◆ Work instructions ◆
Locate the lines of the listing below that hold "Refer", then copy each of them.

◆ Given data ◆
####################

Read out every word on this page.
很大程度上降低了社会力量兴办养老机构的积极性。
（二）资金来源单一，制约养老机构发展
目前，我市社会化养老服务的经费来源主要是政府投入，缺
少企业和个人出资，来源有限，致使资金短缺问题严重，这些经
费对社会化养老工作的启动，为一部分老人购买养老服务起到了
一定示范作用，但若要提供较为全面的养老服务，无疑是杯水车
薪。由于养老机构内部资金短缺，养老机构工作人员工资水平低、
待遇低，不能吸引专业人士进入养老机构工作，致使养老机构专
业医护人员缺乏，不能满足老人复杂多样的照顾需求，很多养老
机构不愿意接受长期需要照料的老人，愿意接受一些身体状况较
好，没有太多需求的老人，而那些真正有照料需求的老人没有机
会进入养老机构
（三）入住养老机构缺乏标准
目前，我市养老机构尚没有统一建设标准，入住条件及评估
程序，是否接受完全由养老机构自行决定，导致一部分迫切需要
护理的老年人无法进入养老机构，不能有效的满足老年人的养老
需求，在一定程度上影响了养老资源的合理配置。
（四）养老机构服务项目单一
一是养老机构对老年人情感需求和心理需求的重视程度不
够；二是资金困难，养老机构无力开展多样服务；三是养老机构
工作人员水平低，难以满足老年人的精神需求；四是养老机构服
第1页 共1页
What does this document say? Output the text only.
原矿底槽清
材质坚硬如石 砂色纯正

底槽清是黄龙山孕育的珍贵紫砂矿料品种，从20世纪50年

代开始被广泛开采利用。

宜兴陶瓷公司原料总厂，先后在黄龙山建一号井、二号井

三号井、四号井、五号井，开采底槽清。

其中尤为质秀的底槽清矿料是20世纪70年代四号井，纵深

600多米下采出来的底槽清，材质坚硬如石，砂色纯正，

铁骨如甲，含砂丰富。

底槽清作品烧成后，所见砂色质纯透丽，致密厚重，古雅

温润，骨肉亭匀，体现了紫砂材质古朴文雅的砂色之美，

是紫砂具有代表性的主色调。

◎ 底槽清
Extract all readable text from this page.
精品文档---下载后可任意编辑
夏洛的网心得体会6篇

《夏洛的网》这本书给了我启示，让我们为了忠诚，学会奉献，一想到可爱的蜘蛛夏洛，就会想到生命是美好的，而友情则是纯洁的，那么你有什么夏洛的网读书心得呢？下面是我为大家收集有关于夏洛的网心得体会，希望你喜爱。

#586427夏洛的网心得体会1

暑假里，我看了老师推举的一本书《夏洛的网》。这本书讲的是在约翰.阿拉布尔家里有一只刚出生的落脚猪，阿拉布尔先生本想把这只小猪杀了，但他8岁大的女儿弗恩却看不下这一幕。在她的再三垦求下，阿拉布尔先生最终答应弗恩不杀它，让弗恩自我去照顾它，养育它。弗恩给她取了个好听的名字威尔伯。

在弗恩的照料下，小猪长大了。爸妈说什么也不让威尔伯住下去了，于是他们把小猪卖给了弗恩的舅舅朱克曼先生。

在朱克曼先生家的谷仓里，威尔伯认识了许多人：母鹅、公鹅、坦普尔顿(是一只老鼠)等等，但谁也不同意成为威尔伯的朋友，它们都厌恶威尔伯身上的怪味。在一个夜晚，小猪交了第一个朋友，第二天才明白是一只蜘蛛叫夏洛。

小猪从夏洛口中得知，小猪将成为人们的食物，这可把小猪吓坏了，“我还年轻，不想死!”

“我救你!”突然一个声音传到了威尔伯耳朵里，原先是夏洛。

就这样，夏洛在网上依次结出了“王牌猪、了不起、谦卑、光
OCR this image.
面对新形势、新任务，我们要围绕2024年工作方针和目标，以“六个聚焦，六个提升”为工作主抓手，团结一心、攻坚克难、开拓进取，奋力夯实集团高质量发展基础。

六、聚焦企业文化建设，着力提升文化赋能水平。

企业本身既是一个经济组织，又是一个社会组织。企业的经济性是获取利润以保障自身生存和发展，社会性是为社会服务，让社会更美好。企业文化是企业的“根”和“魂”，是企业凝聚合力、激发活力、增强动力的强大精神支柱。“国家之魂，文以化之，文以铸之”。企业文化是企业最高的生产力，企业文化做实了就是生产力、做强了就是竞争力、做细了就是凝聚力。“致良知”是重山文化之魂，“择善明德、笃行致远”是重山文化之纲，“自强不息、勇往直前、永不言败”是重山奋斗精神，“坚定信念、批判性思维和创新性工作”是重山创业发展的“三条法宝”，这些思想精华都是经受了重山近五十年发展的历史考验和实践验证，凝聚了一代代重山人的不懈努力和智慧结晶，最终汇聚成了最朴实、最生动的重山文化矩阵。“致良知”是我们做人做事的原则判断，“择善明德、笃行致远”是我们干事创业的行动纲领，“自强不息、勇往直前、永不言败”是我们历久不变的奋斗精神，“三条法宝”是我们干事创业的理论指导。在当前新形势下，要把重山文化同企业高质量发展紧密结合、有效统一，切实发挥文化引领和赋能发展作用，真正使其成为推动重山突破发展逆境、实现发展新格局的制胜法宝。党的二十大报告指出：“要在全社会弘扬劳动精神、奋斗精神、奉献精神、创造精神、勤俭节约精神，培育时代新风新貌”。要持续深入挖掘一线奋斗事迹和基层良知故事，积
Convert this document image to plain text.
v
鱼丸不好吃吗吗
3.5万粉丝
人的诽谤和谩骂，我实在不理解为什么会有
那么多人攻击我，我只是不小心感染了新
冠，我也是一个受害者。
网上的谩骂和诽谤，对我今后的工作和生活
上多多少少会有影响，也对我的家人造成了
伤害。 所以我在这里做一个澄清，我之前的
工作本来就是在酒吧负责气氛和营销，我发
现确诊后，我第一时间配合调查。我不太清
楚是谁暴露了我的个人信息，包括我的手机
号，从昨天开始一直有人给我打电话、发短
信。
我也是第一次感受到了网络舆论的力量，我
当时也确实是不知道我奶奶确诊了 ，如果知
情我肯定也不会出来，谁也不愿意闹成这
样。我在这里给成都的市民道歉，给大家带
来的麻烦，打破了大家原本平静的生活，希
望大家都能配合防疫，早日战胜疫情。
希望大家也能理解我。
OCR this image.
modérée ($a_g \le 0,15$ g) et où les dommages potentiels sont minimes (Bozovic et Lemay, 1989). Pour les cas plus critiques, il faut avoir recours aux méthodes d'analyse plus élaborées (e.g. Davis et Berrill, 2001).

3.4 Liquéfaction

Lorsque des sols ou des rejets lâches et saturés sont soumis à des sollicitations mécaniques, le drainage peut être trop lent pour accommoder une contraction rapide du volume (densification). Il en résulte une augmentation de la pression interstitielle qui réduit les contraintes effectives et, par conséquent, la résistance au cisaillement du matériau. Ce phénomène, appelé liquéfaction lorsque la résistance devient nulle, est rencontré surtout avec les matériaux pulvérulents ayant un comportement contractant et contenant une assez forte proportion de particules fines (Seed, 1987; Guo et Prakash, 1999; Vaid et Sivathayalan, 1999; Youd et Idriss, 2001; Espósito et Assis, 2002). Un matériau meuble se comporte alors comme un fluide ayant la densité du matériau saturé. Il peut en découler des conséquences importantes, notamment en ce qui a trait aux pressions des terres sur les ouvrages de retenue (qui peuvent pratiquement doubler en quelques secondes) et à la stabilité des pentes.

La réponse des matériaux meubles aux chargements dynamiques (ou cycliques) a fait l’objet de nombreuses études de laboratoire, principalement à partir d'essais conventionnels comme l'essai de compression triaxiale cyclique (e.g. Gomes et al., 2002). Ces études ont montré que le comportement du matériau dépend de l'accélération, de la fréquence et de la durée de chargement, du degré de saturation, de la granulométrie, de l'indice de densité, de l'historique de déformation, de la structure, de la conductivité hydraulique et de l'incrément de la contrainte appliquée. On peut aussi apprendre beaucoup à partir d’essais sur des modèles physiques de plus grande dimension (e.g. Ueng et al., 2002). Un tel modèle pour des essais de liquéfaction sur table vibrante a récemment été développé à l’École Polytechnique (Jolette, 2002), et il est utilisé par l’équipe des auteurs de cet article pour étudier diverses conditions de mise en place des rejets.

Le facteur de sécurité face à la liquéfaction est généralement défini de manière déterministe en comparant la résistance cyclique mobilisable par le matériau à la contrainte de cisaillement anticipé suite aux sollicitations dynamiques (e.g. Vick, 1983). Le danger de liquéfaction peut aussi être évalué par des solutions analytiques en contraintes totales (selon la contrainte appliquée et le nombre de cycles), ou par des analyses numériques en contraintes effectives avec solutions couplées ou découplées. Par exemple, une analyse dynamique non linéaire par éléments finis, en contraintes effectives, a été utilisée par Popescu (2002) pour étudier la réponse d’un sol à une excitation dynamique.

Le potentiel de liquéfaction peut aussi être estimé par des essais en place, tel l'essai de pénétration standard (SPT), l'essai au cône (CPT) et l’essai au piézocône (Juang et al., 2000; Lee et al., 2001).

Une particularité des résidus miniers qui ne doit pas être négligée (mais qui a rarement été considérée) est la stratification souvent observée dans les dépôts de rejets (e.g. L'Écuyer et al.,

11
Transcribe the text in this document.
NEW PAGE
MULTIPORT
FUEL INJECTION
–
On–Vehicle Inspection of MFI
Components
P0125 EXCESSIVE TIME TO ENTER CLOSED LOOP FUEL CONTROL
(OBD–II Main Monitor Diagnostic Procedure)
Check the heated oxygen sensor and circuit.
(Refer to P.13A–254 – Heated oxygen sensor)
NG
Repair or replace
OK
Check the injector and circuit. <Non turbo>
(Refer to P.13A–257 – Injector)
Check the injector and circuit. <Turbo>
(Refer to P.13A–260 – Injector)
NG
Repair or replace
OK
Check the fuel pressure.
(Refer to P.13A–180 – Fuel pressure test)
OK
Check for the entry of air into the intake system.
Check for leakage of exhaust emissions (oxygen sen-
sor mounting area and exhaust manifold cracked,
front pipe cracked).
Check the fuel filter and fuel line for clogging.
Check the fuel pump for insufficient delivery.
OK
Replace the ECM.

####################

◆ Response below ◆
(Refer to P.13A–254 – Heated oxygen sensor)
(Refer to P.13A–257 – Injector)
(Refer to P.13A–260 – Injector)
(Refer to P.13A–180 – Fuel pressure test)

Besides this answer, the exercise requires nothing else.